• **Given exercise**
In this exercise, return the whole listing exactly, excluding any images.
--*--
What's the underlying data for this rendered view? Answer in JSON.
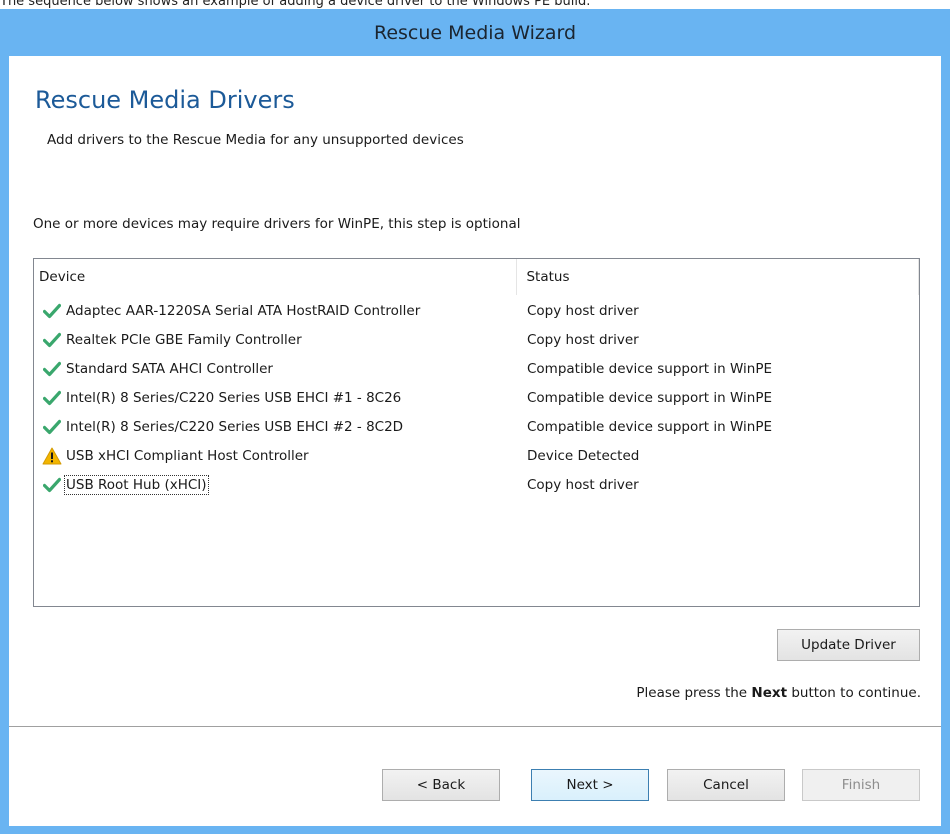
{
  "caption": "The sequence below shows an example of adding a device driver to the Windows PE build.",
  "window": {
    "title": "Rescue Media Wizard"
  },
  "page": {
    "heading": "Rescue Media Drivers",
    "subheading": "Add drivers to the Rescue Media for any unsupported devices",
    "info": "One or more devices may require drivers for WinPE, this step is optional"
  },
  "listview": {
    "columns": {
      "device": "Device",
      "status": "Status"
    },
    "rows": [
      {
        "icon": "check-icon",
        "device": "Adaptec AAR-1220SA Serial ATA HostRAID Controller",
        "status": "Copy host driver"
      },
      {
        "icon": "check-icon",
        "device": "Realtek PCIe GBE Family Controller",
        "status": "Copy host driver"
      },
      {
        "icon": "check-icon",
        "device": "Standard SATA AHCI Controller",
        "status": "Compatible device support in WinPE"
      },
      {
        "icon": "check-icon",
        "device": "Intel(R) 8 Series/C220 Series USB EHCI #1 - 8C26",
        "status": "Compatible device support in WinPE"
      },
      {
        "icon": "check-icon",
        "device": "Intel(R) 8 Series/C220 Series USB EHCI #2 - 8C2D",
        "status": "Compatible device support in WinPE"
      },
      {
        "icon": "warning-icon",
        "device": "USB xHCI Compliant Host Controller",
        "status": "Device Detected"
      },
      {
        "icon": "check-icon",
        "device": "USB Root Hub (xHCI)",
        "status": "Copy host driver"
      }
    ]
  },
  "buttons": {
    "update_driver": "Update Driver",
    "back": "< Back",
    "next": "Next >",
    "cancel": "Cancel",
    "finish": "Finish"
  },
  "footer": {
    "continue_prefix": "Please press the ",
    "continue_bold": "Next",
    "continue_suffix": "  button to continue."
  },
  "colors": {
    "title_bar": "#69b4f2",
    "heading": "#1c5a98",
    "check": "#3aa76d",
    "warning": "#f2b500"
  }
}
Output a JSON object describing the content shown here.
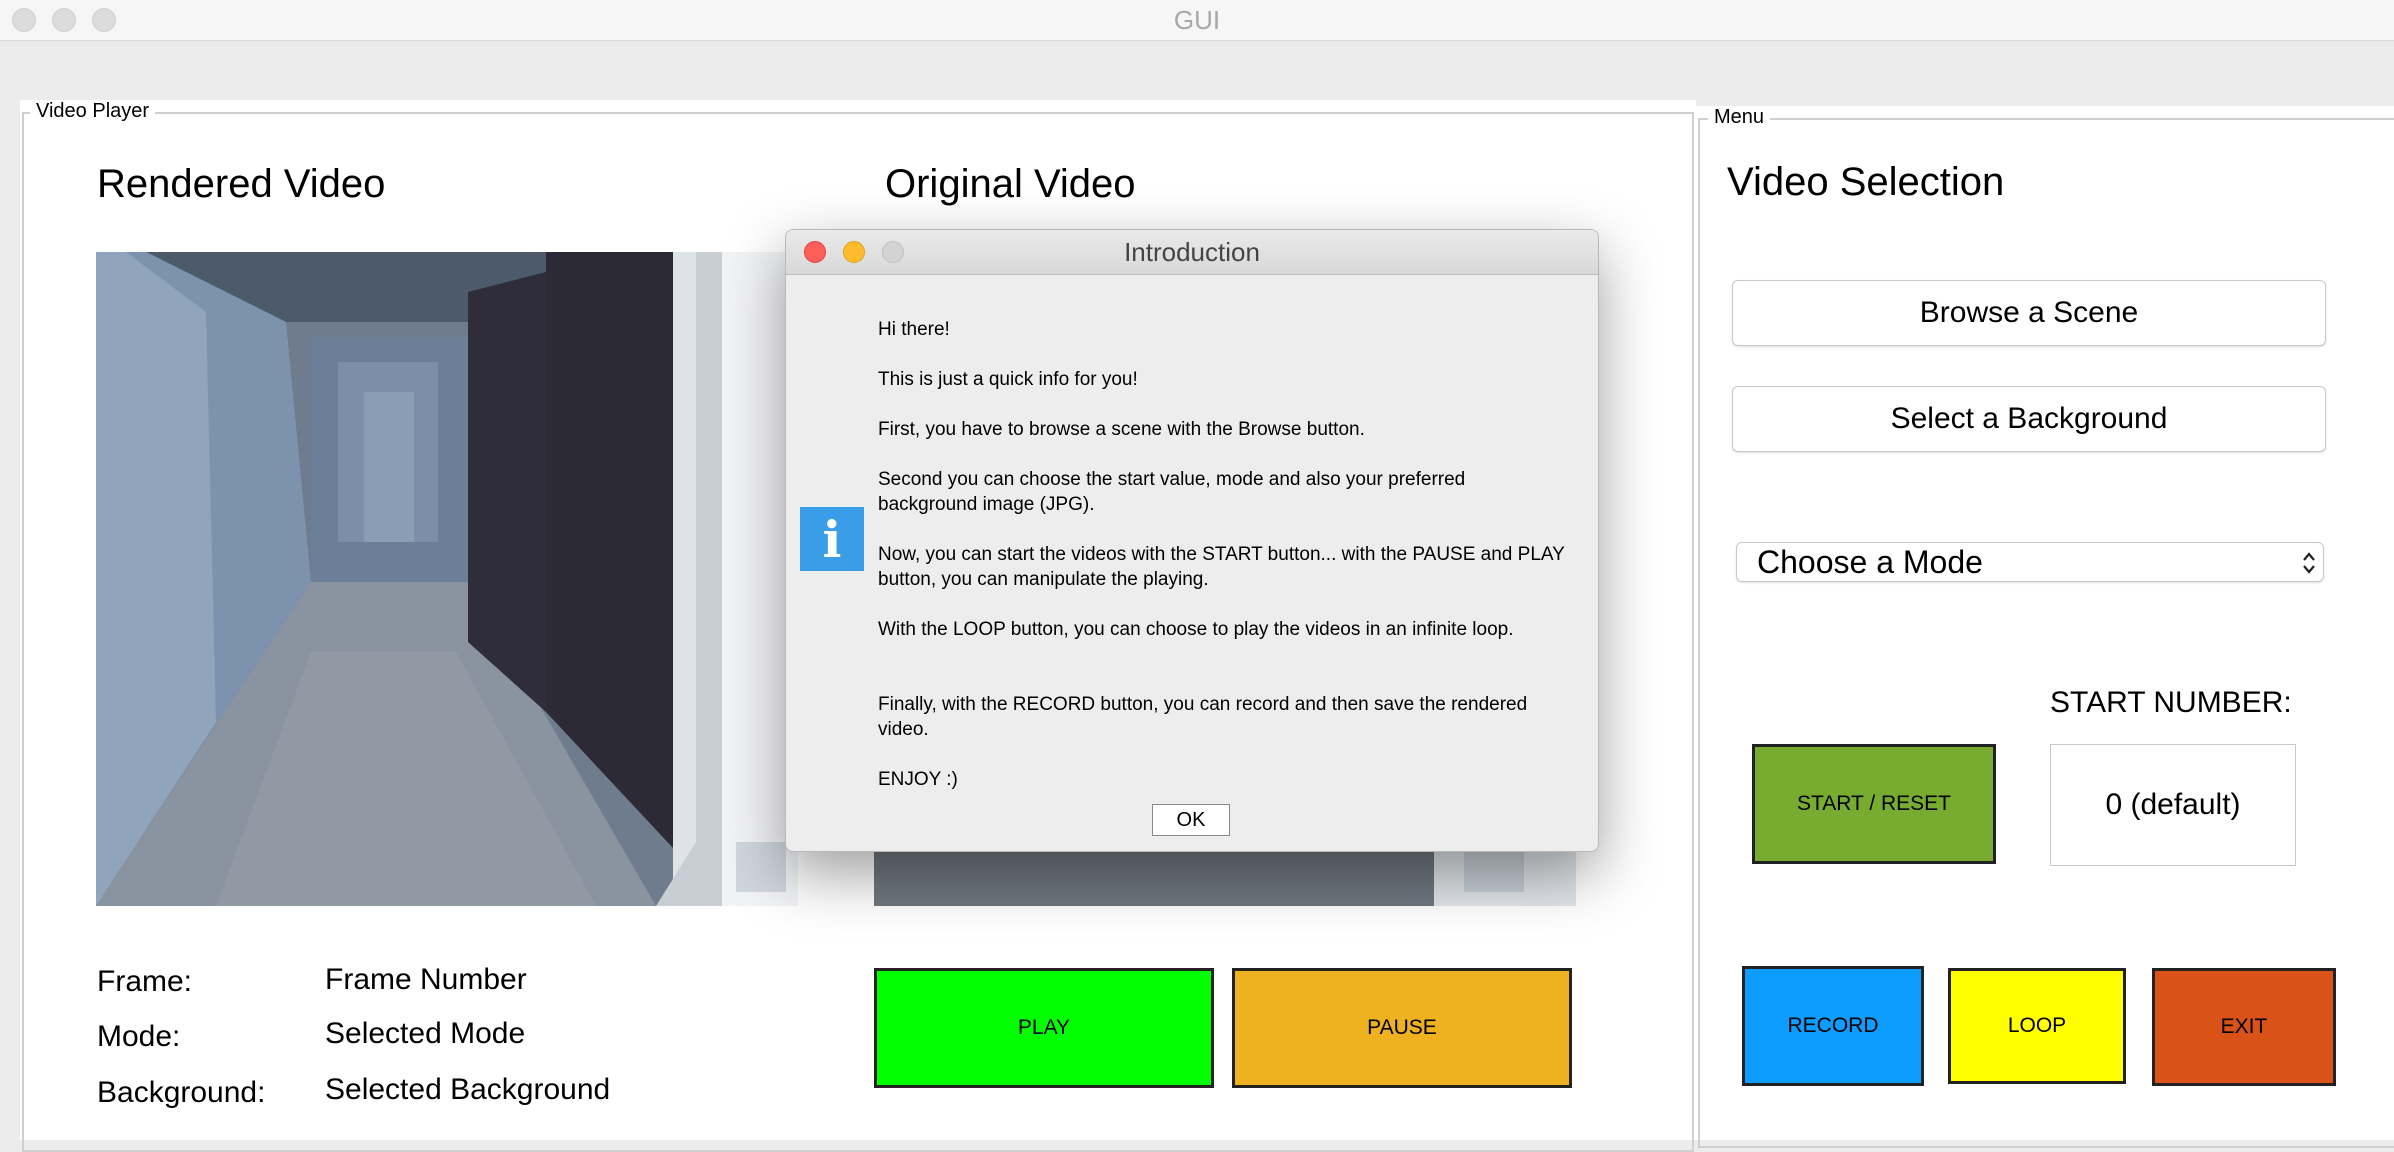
{
  "window": {
    "title": "GUI"
  },
  "video_player": {
    "group_label": "Video Player",
    "rendered_title": "Rendered Video",
    "original_title": "Original Video",
    "info": [
      {
        "label": "Frame:",
        "value": "Frame Number"
      },
      {
        "label": "Mode:",
        "value": "Selected Mode"
      },
      {
        "label": "Background:",
        "value": "Selected Background"
      }
    ],
    "play_label": "PLAY",
    "pause_label": "PAUSE"
  },
  "menu": {
    "group_label": "Menu",
    "title": "Video Selection",
    "browse_label": "Browse a Scene",
    "background_label": "Select a Background",
    "mode_select": {
      "selected": "Choose a Mode"
    },
    "start_number_label": "START NUMBER:",
    "start_number_value": "0 (default)",
    "start_reset_label": "START / RESET",
    "record_label": "RECORD",
    "loop_label": "LOOP",
    "exit_label": "EXIT"
  },
  "dialog": {
    "title": "Introduction",
    "paragraphs": [
      "Hi there!",
      "This is just a quick info for you!",
      "First, you have to browse a scene with the Browse button.",
      "Second you can choose the start value, mode and also your preferred background image (JPG).",
      "Now, you can start the videos with the START button... with the PAUSE and PLAY button, you can manipulate the playing.",
      "With the LOOP button, you can choose to play the videos in an infinite loop.",
      "Finally, with the RECORD button, you can record and then save the rendered video.",
      "ENJOY :)"
    ],
    "ok_label": "OK"
  },
  "colors": {
    "play": "#00ff00",
    "pause": "#eeb120",
    "start_reset": "#77ac30",
    "record": "#0d9cff",
    "loop": "#ffff00",
    "exit": "#d95218",
    "info_icon": "#3a9de8"
  },
  "icons": [
    "close-dot-icon",
    "minimize-dot-icon",
    "zoom-dot-icon",
    "info-icon",
    "select-chevron-icon"
  ]
}
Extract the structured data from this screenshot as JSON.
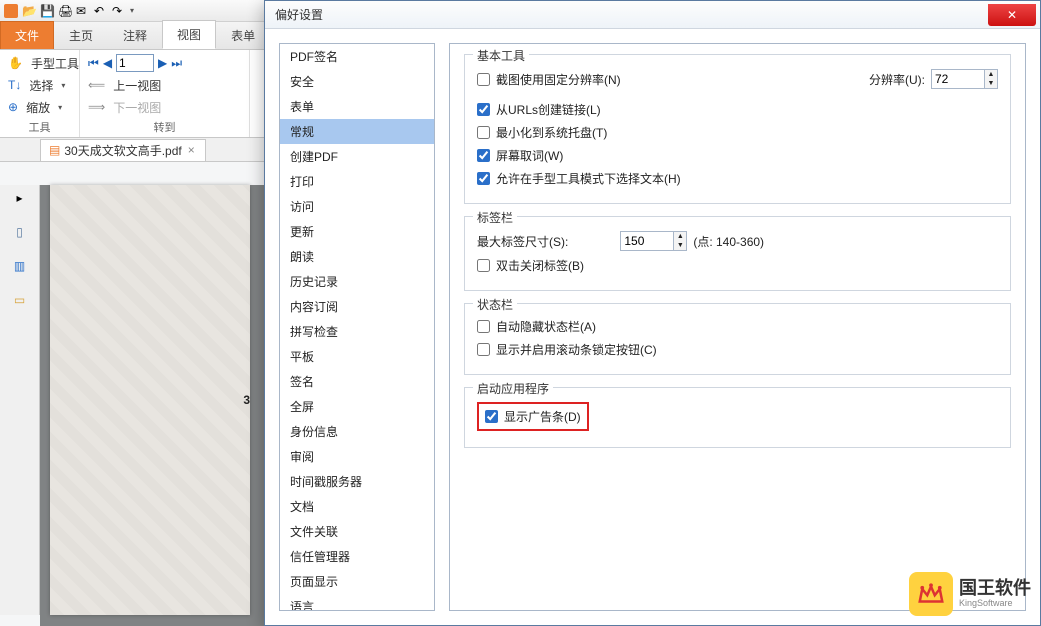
{
  "app": {
    "tabs": [
      "文件",
      "主页",
      "注释",
      "视图",
      "表单"
    ],
    "active_file_tab_idx": 0,
    "active_tab_idx": 3,
    "ribbon": {
      "g1": {
        "hand": "手型工具",
        "select": "选择",
        "zoom": "缩放",
        "label": "工具"
      },
      "g2": {
        "page_input": "1",
        "prev_view": "上一视图",
        "next_view": "下一视图",
        "label": "转到"
      }
    },
    "doc_tab": "30天成文软文高手.pdf",
    "doc_page_big": "3"
  },
  "dialog": {
    "title": "偏好设置",
    "categories": [
      "PDF签名",
      "安全",
      "表单",
      "常规",
      "创建PDF",
      "打印",
      "访问",
      "更新",
      "朗读",
      "历史记录",
      "内容订阅",
      "拼写检查",
      "平板",
      "签名",
      "全屏",
      "身份信息",
      "审阅",
      "时间戳服务器",
      "文档",
      "文件关联",
      "信任管理器",
      "页面显示",
      "语言"
    ],
    "selected_idx": 3,
    "section1": {
      "title": "基本工具",
      "cb1": "截图使用固定分辨率(N)",
      "res_label": "分辨率(U):",
      "res_value": "72",
      "cb2": "从URLs创建链接(L)",
      "cb3": "最小化到系统托盘(T)",
      "cb4": "屏幕取词(W)",
      "cb5": "允许在手型工具模式下选择文本(H)"
    },
    "section2": {
      "title": "标签栏",
      "max_label": "最大标签尺寸(S):",
      "max_value": "150",
      "max_hint": "(点: 140-360)",
      "cb1": "双击关闭标签(B)"
    },
    "section3": {
      "title": "状态栏",
      "cb1": "自动隐藏状态栏(A)",
      "cb2": "显示并启用滚动条锁定按钮(C)"
    },
    "section4": {
      "title": "启动应用程序",
      "cb1": "显示广告条(D)"
    }
  },
  "watermark": {
    "big": "国王软件",
    "small": "KingSoftware"
  }
}
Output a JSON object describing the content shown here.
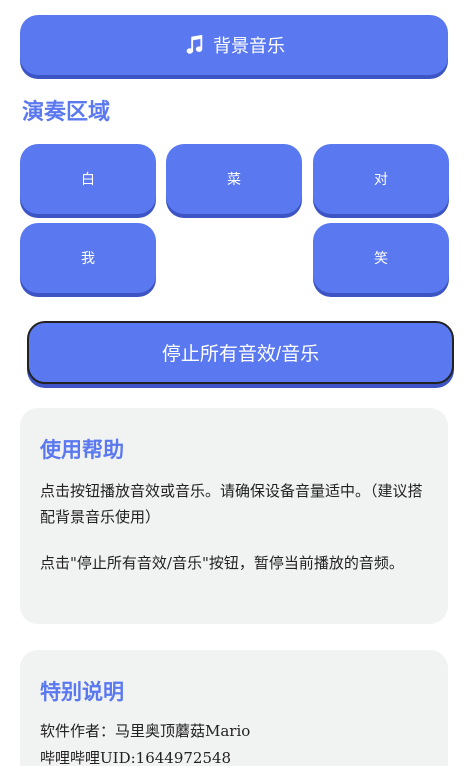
--*--
• **Answer to this problem**
What's the underlying data for this rendered view? Answer in JSON.
{
  "caption": "The sequence below shows an example of adding a device driver to the Windows PE build.",
  "window": {
    "title": "Rescue Media Wizard"
  },
  "page": {
    "heading": "Rescue Media Drivers",
    "subheading": "Add drivers to the Rescue Media for any unsupported devices",
    "info": "One or more devices may require drivers for WinPE, this step is optional"
  },
  "listview": {
    "columns": {
      "device": "Device",
      "status": "Status"
    },
    "rows": [
      {
        "icon": "check-icon",
        "device": "Adaptec AAR-1220SA Serial ATA HostRAID Controller",
        "status": "Copy host driver"
      },
      {
        "icon": "check-icon",
        "device": "Realtek PCIe GBE Family Controller",
        "status": "Copy host driver"
      },
      {
        "icon": "check-icon",
        "device": "Standard SATA AHCI Controller",
        "status": "Compatible device support in WinPE"
      },
      {
        "icon": "check-icon",
        "device": "Intel(R) 8 Series/C220 Series USB EHCI #1 - 8C26",
        "status": "Compatible device support in WinPE"
      },
      {
        "icon": "check-icon",
        "device": "Intel(R) 8 Series/C220 Series USB EHCI #2 - 8C2D",
        "status": "Compatible device support in WinPE"
      },
      {
        "icon": "warning-icon",
        "device": "USB xHCI Compliant Host Controller",
        "status": "Device Detected"
      },
      {
        "icon": "check-icon",
        "device": "USB Root Hub (xHCI)",
        "status": "Copy host driver"
      }
    ]
  },
  "buttons": {
    "update_driver": "Update Driver",
    "back": "< Back",
    "next": "Next >",
    "cancel": "Cancel",
    "finish": "Finish"
  },
  "footer": {
    "continue_prefix": "Please press the ",
    "continue_bold": "Next",
    "continue_suffix": "  button to continue."
  },
  "colors": {
    "title_bar": "#69b4f2",
    "heading": "#1c5a98",
    "check": "#3aa76d",
    "warning": "#f2b500"
  }
}
Output a JSON object describing the content shown here.
{
  "window": {
    "title": "GUI"
  },
  "video_player": {
    "group_label": "Video Player",
    "rendered_title": "Rendered Video",
    "original_title": "Original Video",
    "info": [
      {
        "label": "Frame:",
        "value": "Frame Number"
      },
      {
        "label": "Mode:",
        "value": "Selected Mode"
      },
      {
        "label": "Background:",
        "value": "Selected Background"
      }
    ],
    "play_label": "PLAY",
    "pause_label": "PAUSE"
  },
  "menu": {
    "group_label": "Menu",
    "title": "Video Selection",
    "browse_label": "Browse a Scene",
    "background_label": "Select a Background",
    "mode_select": {
      "selected": "Choose a Mode"
    },
    "start_number_label": "START NUMBER:",
    "start_number_value": "0 (default)",
    "start_reset_label": "START / RESET",
    "record_label": "RECORD",
    "loop_label": "LOOP",
    "exit_label": "EXIT"
  },
  "dialog": {
    "title": "Introduction",
    "paragraphs": [
      "Hi there!",
      "This is just a quick info for you!",
      "First, you have to browse a scene with the Browse button.",
      "Second you can choose the start value, mode and also your preferred background image (JPG).",
      "Now, you can start the videos with the START button... with the PAUSE and PLAY button, you can manipulate the playing.",
      "With the LOOP button, you can choose to play the videos in an infinite loop.",
      "Finally, with the RECORD button, you can record and then save the rendered video.",
      "ENJOY :)"
    ],
    "ok_label": "OK"
  },
  "colors": {
    "play": "#00ff00",
    "pause": "#eeb120",
    "start_reset": "#77ac30",
    "record": "#0d9cff",
    "loop": "#ffff00",
    "exit": "#d95218",
    "info_icon": "#3a9de8"
  },
  "icons": [
    "close-dot-icon",
    "minimize-dot-icon",
    "zoom-dot-icon",
    "info-icon",
    "select-chevron-icon"
  ]
}
Extract the structured data from this screenshot as JSON.
{
  "app": {
    "tabs": [
      "文件",
      "主页",
      "注释",
      "视图",
      "表单"
    ],
    "active_file_tab_idx": 0,
    "active_tab_idx": 3,
    "ribbon": {
      "g1": {
        "hand": "手型工具",
        "select": "选择",
        "zoom": "缩放",
        "label": "工具"
      },
      "g2": {
        "page_input": "1",
        "prev_view": "上一视图",
        "next_view": "下一视图",
        "label": "转到"
      }
    },
    "doc_tab": "30天成文软文高手.pdf",
    "doc_page_big": "3"
  },
  "dialog": {
    "title": "偏好设置",
    "categories": [
      "PDF签名",
      "安全",
      "表单",
      "常规",
      "创建PDF",
      "打印",
      "访问",
      "更新",
      "朗读",
      "历史记录",
      "内容订阅",
      "拼写检查",
      "平板",
      "签名",
      "全屏",
      "身份信息",
      "审阅",
      "时间戳服务器",
      "文档",
      "文件关联",
      "信任管理器",
      "页面显示",
      "语言"
    ],
    "selected_idx": 3,
    "section1": {
      "title": "基本工具",
      "cb1": "截图使用固定分辨率(N)",
      "res_label": "分辨率(U):",
      "res_value": "72",
      "cb2": "从URLs创建链接(L)",
      "cb3": "最小化到系统托盘(T)",
      "cb4": "屏幕取词(W)",
      "cb5": "允许在手型工具模式下选择文本(H)"
    },
    "section2": {
      "title": "标签栏",
      "max_label": "最大标签尺寸(S):",
      "max_value": "150",
      "max_hint": "(点: 140-360)",
      "cb1": "双击关闭标签(B)"
    },
    "section3": {
      "title": "状态栏",
      "cb1": "自动隐藏状态栏(A)",
      "cb2": "显示并启用滚动条锁定按钮(C)"
    },
    "section4": {
      "title": "启动应用程序",
      "cb1": "显示广告条(D)"
    }
  },
  "watermark": {
    "big": "国王软件",
    "small": "KingSoftware"
  }
}
Output a JSON object describing the content shown here.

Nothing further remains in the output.